◆ Problem statement: Quote all lines below exactly. Images stay out.

Start Stored data

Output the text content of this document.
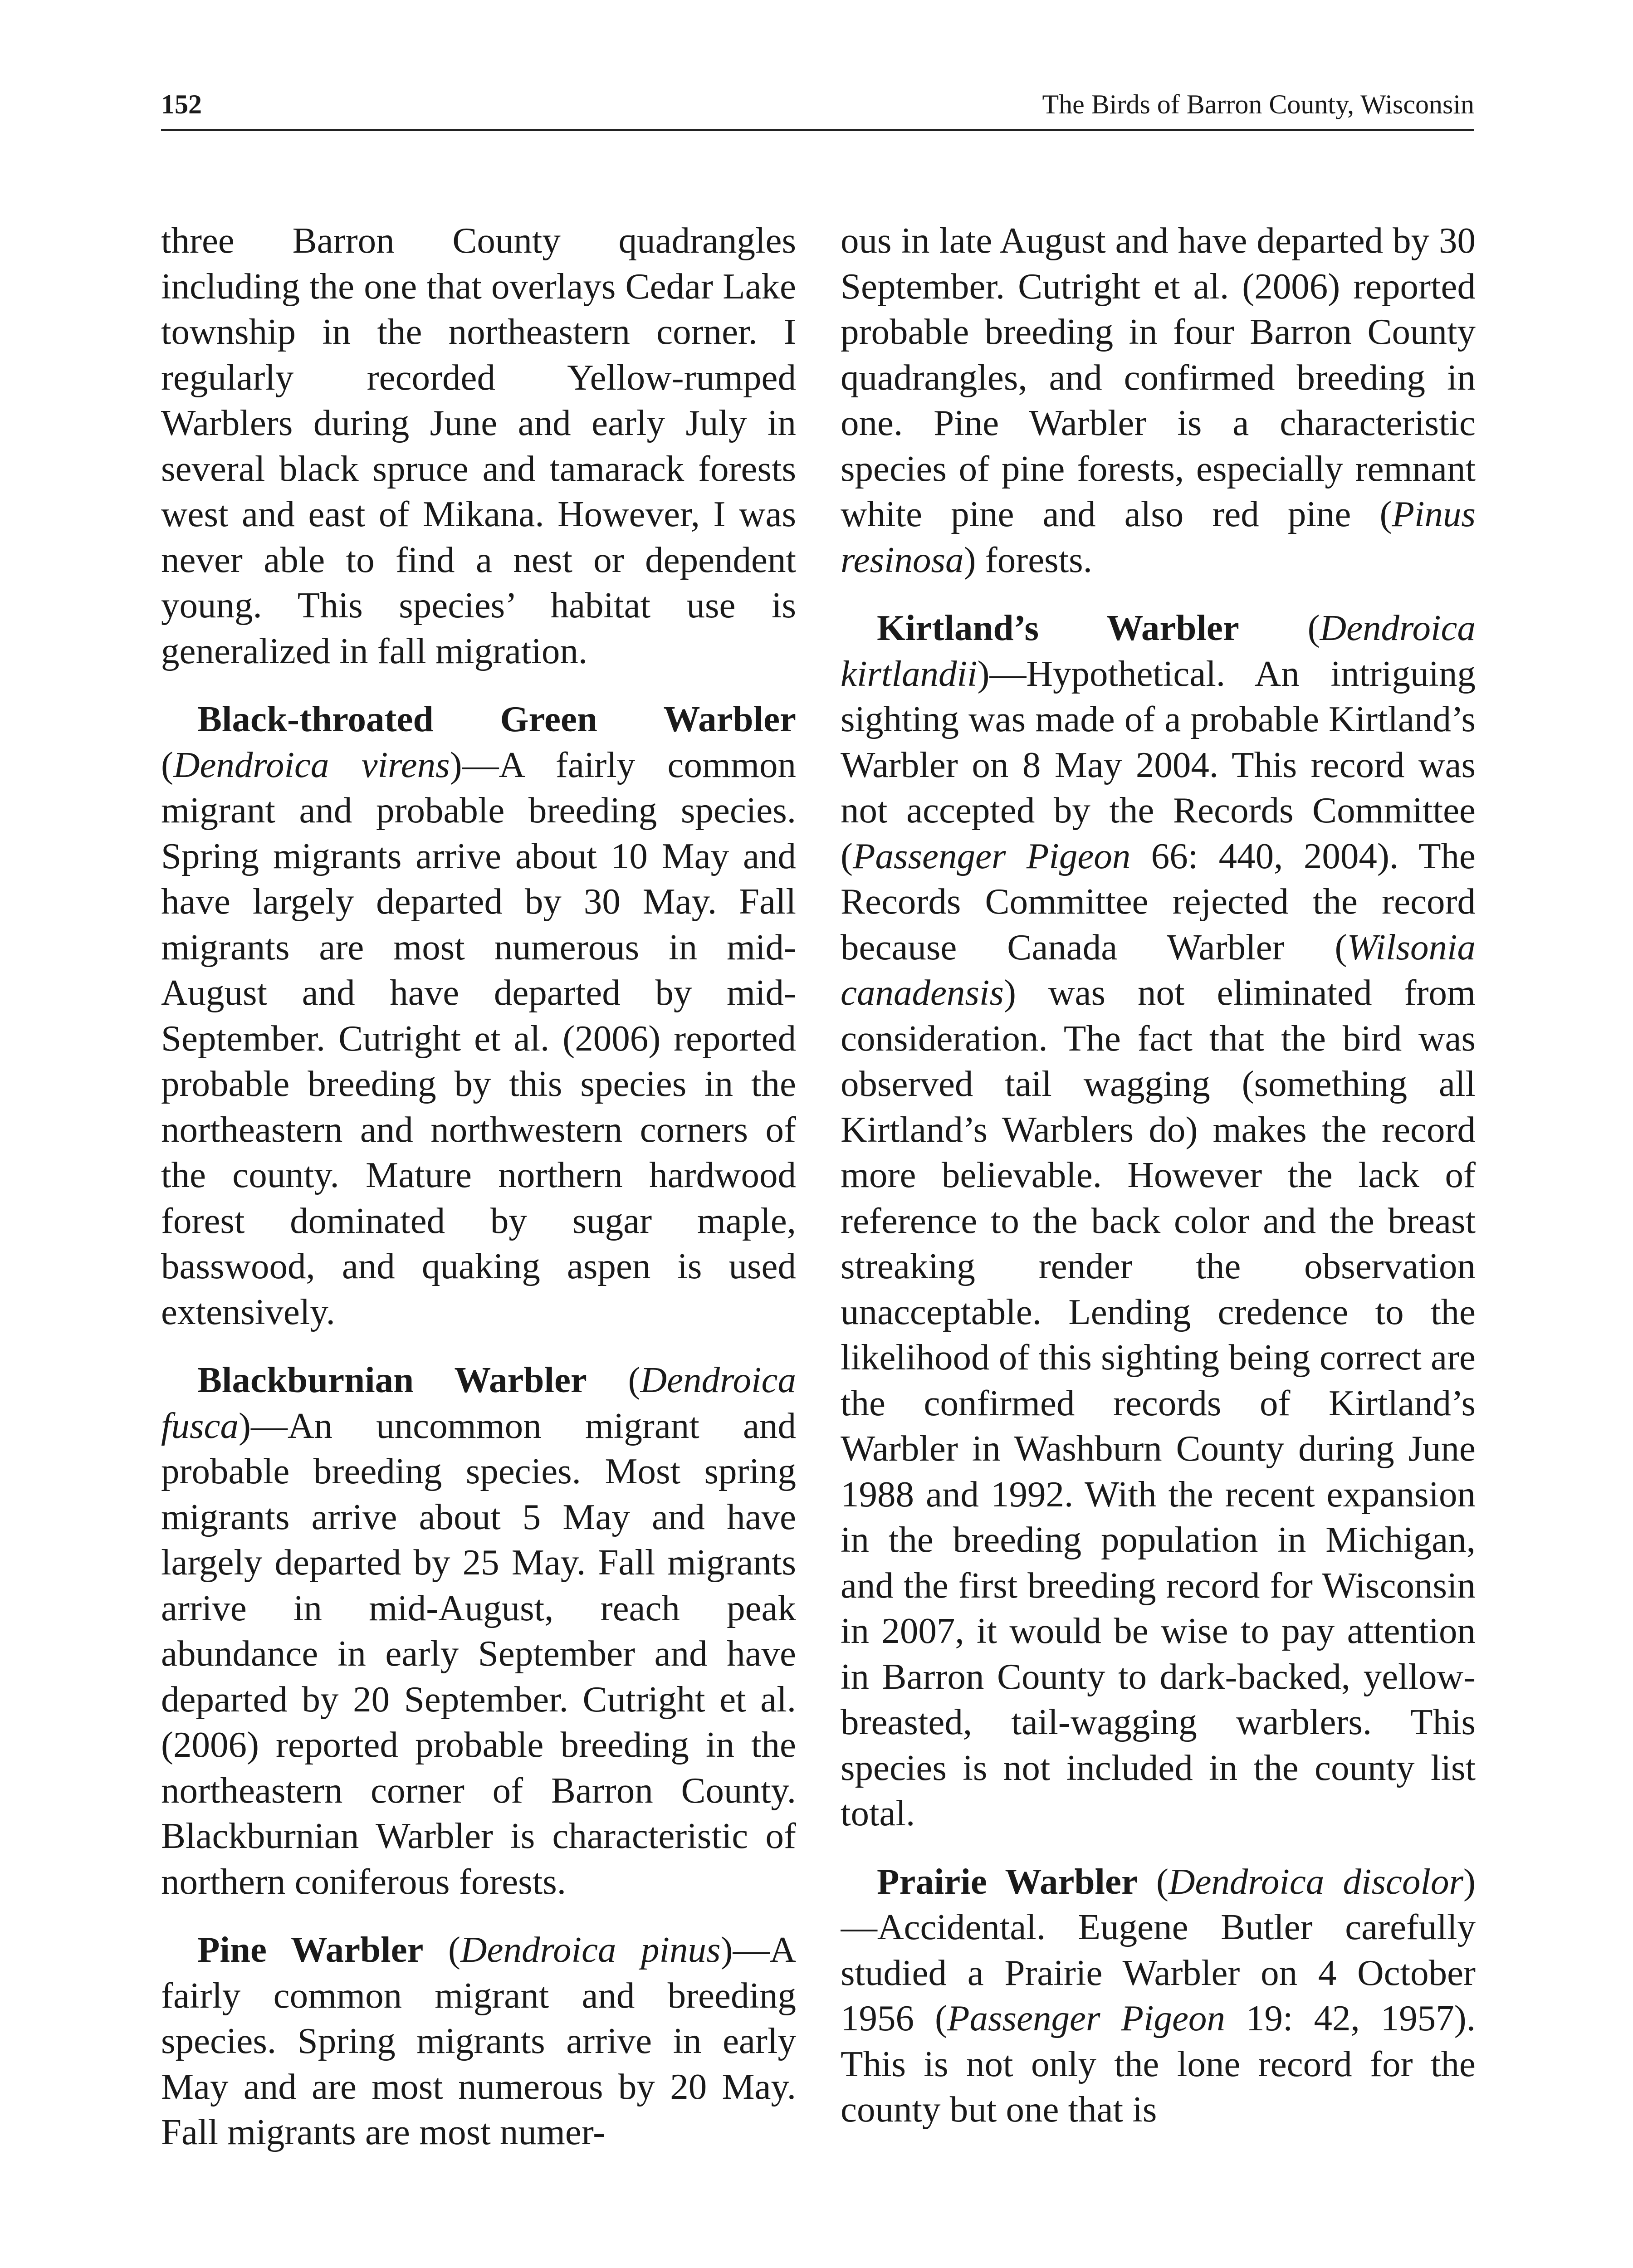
152	The Birds of Barron County, Wisconsin

three Barron County quadrangles including the one that overlays Cedar Lake township in the northeastern corner. I regularly recorded Yellow-rumped Warblers during June and early July in several black spruce and tamarack forests west and east of Mikana. However, I was never able to find a nest or dependent young. This species’ habitat use is generalized in fall migration.

Black-throated Green Warbler (Dendroica virens)—A fairly common migrant and probable breeding species. Spring migrants arrive about 10 May and have largely departed by 30 May. Fall migrants are most numerous in mid-August and have departed by mid-September. Cutright et al. (2006) reported probable breeding by this species in the northeastern and northwestern corners of the county. Mature northern hardwood forest dominated by sugar maple, basswood, and quaking aspen is used extensively.

Blackburnian Warbler (Dendroica fusca)—An uncommon migrant and probable breeding species. Most spring migrants arrive about 5 May and have largely departed by 25 May. Fall migrants arrive in mid-August, reach peak abundance in early September and have departed by 20 September. Cutright et al. (2006) reported probable breeding in the northeastern corner of Barron County. Blackburnian Warbler is characteristic of northern coniferous forests.

Pine Warbler (Dendroica pinus)—A fairly common migrant and breeding species. Spring migrants arrive in early May and are most numerous by 20 May. Fall migrants are most numer-

ous in late August and have departed by 30 September. Cutright et al. (2006) reported probable breeding in four Barron County quadrangles, and confirmed breeding in one. Pine Warbler is a characteristic species of pine forests, especially remnant white pine and also red pine (Pinus resinosa) forests.

Kirtland’s Warbler (Dendroica kirtlandii)—Hypothetical. An intriguing sighting was made of a probable Kirtland’s Warbler on 8 May 2004. This record was not accepted by the Records Committee (Passenger Pigeon 66: 440, 2004). The Records Committee rejected the record because Canada Warbler (Wilsonia canadensis) was not eliminated from consideration. The fact that the bird was observed tail wagging (something all Kirtland’s Warblers do) makes the record more believable. However the lack of reference to the back color and the breast streaking render the observation unacceptable. Lending credence to the likelihood of this sighting being correct are the confirmed records of Kirtland’s Warbler in Washburn County during June 1988 and 1992. With the recent expansion in the breeding population in Michigan, and the first breeding record for Wisconsin in 2007, it would be wise to pay attention in Barron County to dark-backed, yellow-breasted, tail-wagging warblers. This species is not included in the county list total.

Prairie Warbler (Dendroica discolor)—Accidental. Eugene Butler carefully studied a Prairie Warbler on 4 October 1956 (Passenger Pigeon 19: 42, 1957). This is not only the lone record for the county but one that is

End Stored data

◆ Reply:
Output the text content of this document.
152	The Birds of Barron County, Wisconsin

three Barron County quadrangles including the one that overlays Cedar Lake township in the northeastern corner. I regularly recorded Yellow-rumped Warblers during June and early July in several black spruce and tamarack forests west and east of Mikana. However, I was never able to find a nest or dependent young. This species’ habitat use is generalized in fall migration.

Black-throated Green Warbler (Dendroica virens)—A fairly common migrant and probable breeding species. Spring migrants arrive about 10 May and have largely departed by 30 May. Fall migrants are most numerous in mid-August and have departed by mid-September. Cutright et al. (2006) reported probable breeding by this species in the northeastern and northwestern corners of the county. Mature northern hardwood forest dominated by sugar maple, basswood, and quaking aspen is used extensively.

Blackburnian Warbler (Dendroica fusca)—An uncommon migrant and probable breeding species. Most spring migrants arrive about 5 May and have largely departed by 25 May. Fall migrants arrive in mid-August, reach peak abundance in early September and have departed by 20 September. Cutright et al. (2006) reported probable breeding in the northeastern corner of Barron County. Blackburnian Warbler is characteristic of northern coniferous forests.

Pine Warbler (Dendroica pinus)—A fairly common migrant and breeding species. Spring migrants arrive in early May and are most numerous by 20 May. Fall migrants are most numer-

ous in late August and have departed by 30 September. Cutright et al. (2006) reported probable breeding in four Barron County quadrangles, and confirmed breeding in one. Pine Warbler is a characteristic species of pine forests, especially remnant white pine and also red pine (Pinus resinosa) forests.

Kirtland’s Warbler (Dendroica kirtlandii)—Hypothetical. An intriguing sighting was made of a probable Kirtland’s Warbler on 8 May 2004. This record was not accepted by the Records Committee (Passenger Pigeon 66: 440, 2004). The Records Committee rejected the record because Canada Warbler (Wilsonia canadensis) was not eliminated from consideration. The fact that the bird was observed tail wagging (something all Kirtland’s Warblers do) makes the record more believable. However the lack of reference to the back color and the breast streaking render the observation unacceptable. Lending credence to the likelihood of this sighting being correct are the confirmed records of Kirtland’s Warbler in Washburn County during June 1988 and 1992. With the recent expansion in the breeding population in Michigan, and the first breeding record for Wisconsin in 2007, it would be wise to pay attention in Barron County to dark-backed, yellow-breasted, tail-wagging warblers. This species is not included in the county list total.

Prairie Warbler (Dendroica discolor)—Accidental. Eugene Butler carefully studied a Prairie Warbler on 4 October 1956 (Passenger Pigeon 19: 42, 1957). This is not only the lone record for the county but one that is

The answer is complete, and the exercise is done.